SHORT EXERCISE:
Below is a listing; reproduce each line of it exactly.

EXTRACTED INFORMATION:
^^^^^^^^

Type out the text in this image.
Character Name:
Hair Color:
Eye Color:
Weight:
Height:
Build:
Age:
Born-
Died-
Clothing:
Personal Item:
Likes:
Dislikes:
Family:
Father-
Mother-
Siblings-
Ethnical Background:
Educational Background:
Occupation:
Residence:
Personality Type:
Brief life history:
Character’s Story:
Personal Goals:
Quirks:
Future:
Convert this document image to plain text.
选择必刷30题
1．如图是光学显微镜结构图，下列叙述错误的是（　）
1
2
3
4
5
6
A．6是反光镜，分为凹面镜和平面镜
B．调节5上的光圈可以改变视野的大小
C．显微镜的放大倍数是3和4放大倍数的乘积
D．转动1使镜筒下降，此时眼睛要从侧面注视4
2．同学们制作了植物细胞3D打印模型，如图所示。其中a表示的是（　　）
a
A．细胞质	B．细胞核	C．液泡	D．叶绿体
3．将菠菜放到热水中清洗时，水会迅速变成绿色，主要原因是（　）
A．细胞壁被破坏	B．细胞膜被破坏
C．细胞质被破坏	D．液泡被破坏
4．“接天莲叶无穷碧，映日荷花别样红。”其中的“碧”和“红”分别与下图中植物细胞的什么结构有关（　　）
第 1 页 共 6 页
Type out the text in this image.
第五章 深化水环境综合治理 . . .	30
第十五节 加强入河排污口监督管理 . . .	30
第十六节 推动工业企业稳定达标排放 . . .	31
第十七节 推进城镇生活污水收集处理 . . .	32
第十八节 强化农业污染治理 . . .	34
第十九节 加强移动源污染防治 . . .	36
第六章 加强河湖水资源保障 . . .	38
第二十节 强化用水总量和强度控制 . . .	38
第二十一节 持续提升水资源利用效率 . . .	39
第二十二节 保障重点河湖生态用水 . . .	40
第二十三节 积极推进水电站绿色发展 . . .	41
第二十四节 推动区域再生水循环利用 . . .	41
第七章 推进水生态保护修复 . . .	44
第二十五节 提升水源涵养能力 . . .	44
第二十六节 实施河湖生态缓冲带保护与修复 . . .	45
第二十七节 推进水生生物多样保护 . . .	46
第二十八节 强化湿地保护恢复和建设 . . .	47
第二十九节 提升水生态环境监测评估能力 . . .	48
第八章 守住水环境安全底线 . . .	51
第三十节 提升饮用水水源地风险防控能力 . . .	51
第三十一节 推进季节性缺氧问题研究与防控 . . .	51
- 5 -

^^^^^^^^

SOLUTION TO THIS TASK:
Type out the text in this image.
Character Name:
Hair Color:
Eye Color:
Weight:
Height:
Build:
Age:
Born-
Died-
Clothing:
Personal Item:
Likes:
Dislikes:
Family:
Father-
Mother-
Siblings-
Ethnical Background:
Educational Background:
Occupation:
Residence:
Personality Type:
Brief life history:
Character’s Story:
Personal Goals:
Quirks:
Future:
Convert this document image to plain text.
选择必刷30题
1．如图是光学显微镜结构图，下列叙述错误的是（　）
1
2
3
4
5
6
A．6是反光镜，分为凹面镜和平面镜
B．调节5上的光圈可以改变视野的大小
C．显微镜的放大倍数是3和4放大倍数的乘积
D．转动1使镜筒下降，此时眼睛要从侧面注视4
2．同学们制作了植物细胞3D打印模型，如图所示。其中a表示的是（　　）
a
A．细胞质	B．细胞核	C．液泡	D．叶绿体
3．将菠菜放到热水中清洗时，水会迅速变成绿色，主要原因是（　）
A．细胞壁被破坏	B．细胞膜被破坏
C．细胞质被破坏	D．液泡被破坏
4．“接天莲叶无穷碧，映日荷花别样红。”其中的“碧”和“红”分别与下图中植物细胞的什么结构有关（　　）
第 1 页 共 6 页
Type out the text in this image.
第五章 深化水环境综合治理 . . .	30
第十五节 加强入河排污口监督管理 . . .	30
第十六节 推动工业企业稳定达标排放 . . .	31
第十七节 推进城镇生活污水收集处理 . . .	32
第十八节 强化农业污染治理 . . .	34
第十九节 加强移动源污染防治 . . .	36
第六章 加强河湖水资源保障 . . .	38
第二十节 强化用水总量和强度控制 . . .	38
第二十一节 持续提升水资源利用效率 . . .	39
第二十二节 保障重点河湖生态用水 . . .	40
第二十三节 积极推进水电站绿色发展 . . .	41
第二十四节 推动区域再生水循环利用 . . .	41
第七章 推进水生态保护修复 . . .	44
第二十五节 提升水源涵养能力 . . .	44
第二十六节 实施河湖生态缓冲带保护与修复 . . .	45
第二十七节 推进水生生物多样保护 . . .	46
第二十八节 强化湿地保护恢复和建设 . . .	47
第二十九节 提升水生态环境监测评估能力 . . .	48
第八章 守住水环境安全底线 . . .	51
第三十节 提升饮用水水源地风险防控能力 . . .	51
第三十一节 推进季节性缺氧问题研究与防控 . . .	51
- 5 -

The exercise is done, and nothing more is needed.